TASK TO COMPLETE
For the copy, please give all of the data again exactly and leave the pictures out.

EXTRACTED MATERIAL
+++
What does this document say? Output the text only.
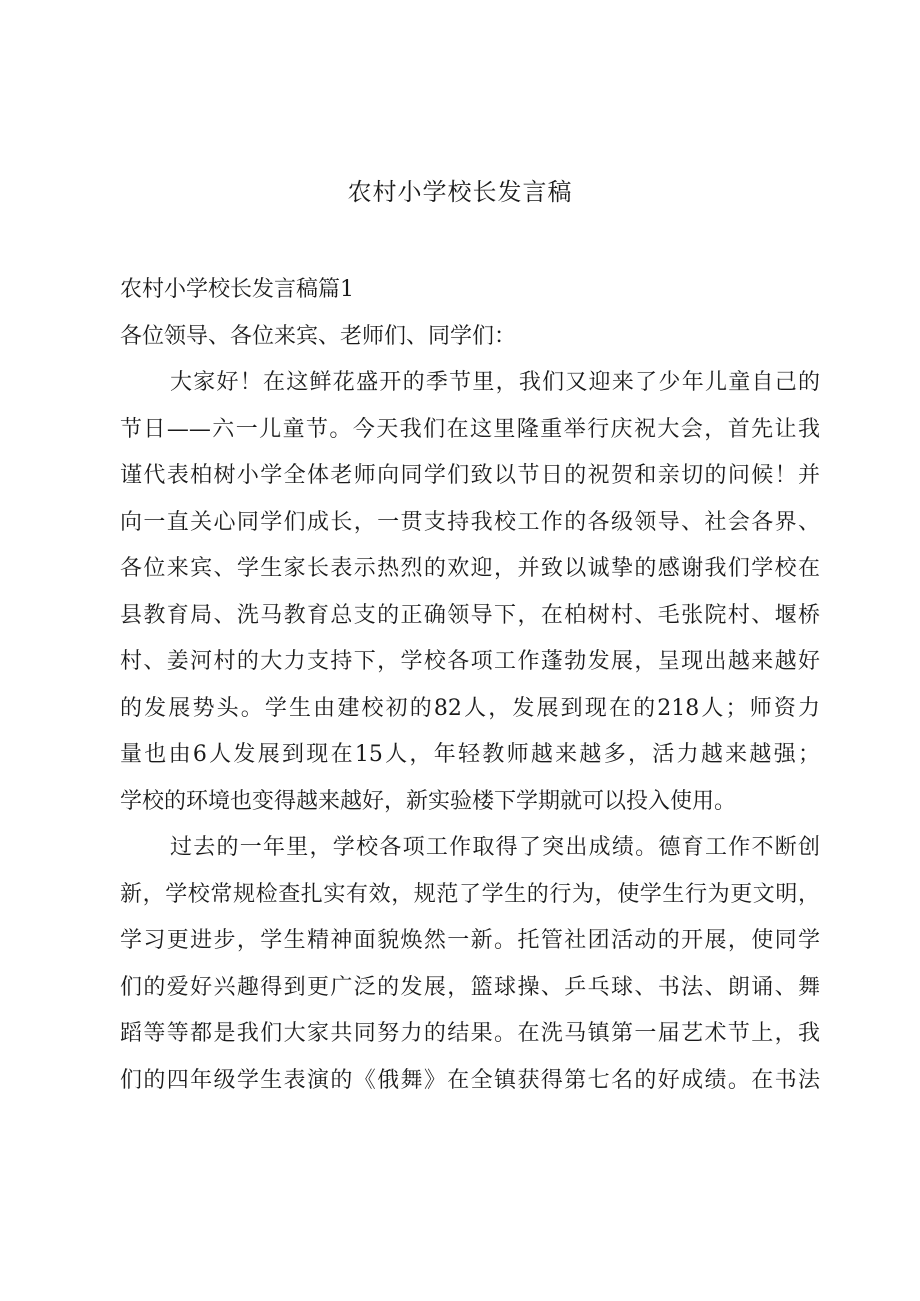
农村小学校长发言稿

农村小学校长发言稿篇1

各位领导、各位来宾、老师们、同学们：

大家好！在这鲜花盛开的季节里，我们又迎来了少年儿童自己的
节日——六一儿童节。今天我们在这里隆重举行庆祝大会，首先让我
谨代表柏树小学全体老师向同学们致以节日的祝贺和亲切的问候！并
向一直关心同学们成长，一贯支持我校工作的各级领导、社会各界、
各位来宾、学生家长表示热烈的欢迎，并致以诚挚的感谢我们学校在
县教育局、洗马教育总支的正确领导下，在柏树村、毛张院村、堰桥
村、姜河村的大力支持下，学校各项工作蓬勃发展，呈现出越来越好
的发展势头。学生由建校初的82人，发展到现在的218人；师资力
量也由6人发展到现在15人，年轻教师越来越多，活力越来越强；
学校的环境也变得越来越好，新实验楼下学期就可以投入使用。

过去的一年里，学校各项工作取得了突出成绩。德育工作不断创
新，学校常规检查扎实有效，规范了学生的行为，使学生行为更文明，
学习更进步，学生精神面貌焕然一新。托管社团活动的开展，使同学
们的爱好兴趣得到更广泛的发展，篮球操、乒乓球、书法、朗诵、舞
蹈等等都是我们大家共同努力的结果。在洗马镇第一届艺术节上，我
们的四年级学生表演的《俄舞》在全镇获得第七名的好成绩。在书法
+++
THE COMPLETED TASK
What does this document say? Output the text only.
农村小学校长发言稿

农村小学校长发言稿篇1

各位领导、各位来宾、老师们、同学们：

大家好！在这鲜花盛开的季节里，我们又迎来了少年儿童自己的
节日——六一儿童节。今天我们在这里隆重举行庆祝大会，首先让我
谨代表柏树小学全体老师向同学们致以节日的祝贺和亲切的问候！并
向一直关心同学们成长，一贯支持我校工作的各级领导、社会各界、
各位来宾、学生家长表示热烈的欢迎，并致以诚挚的感谢我们学校在
县教育局、洗马教育总支的正确领导下，在柏树村、毛张院村、堰桥
村、姜河村的大力支持下，学校各项工作蓬勃发展，呈现出越来越好
的发展势头。学生由建校初的82人，发展到现在的218人；师资力
量也由6人发展到现在15人，年轻教师越来越多，活力越来越强；
学校的环境也变得越来越好，新实验楼下学期就可以投入使用。

过去的一年里，学校各项工作取得了突出成绩。德育工作不断创
新，学校常规检查扎实有效，规范了学生的行为，使学生行为更文明，
学习更进步，学生精神面貌焕然一新。托管社团活动的开展，使同学
们的爱好兴趣得到更广泛的发展，篮球操、乒乓球、书法、朗诵、舞
蹈等等都是我们大家共同努力的结果。在洗马镇第一届艺术节上，我
们的四年级学生表演的《俄舞》在全镇获得第七名的好成绩。在书法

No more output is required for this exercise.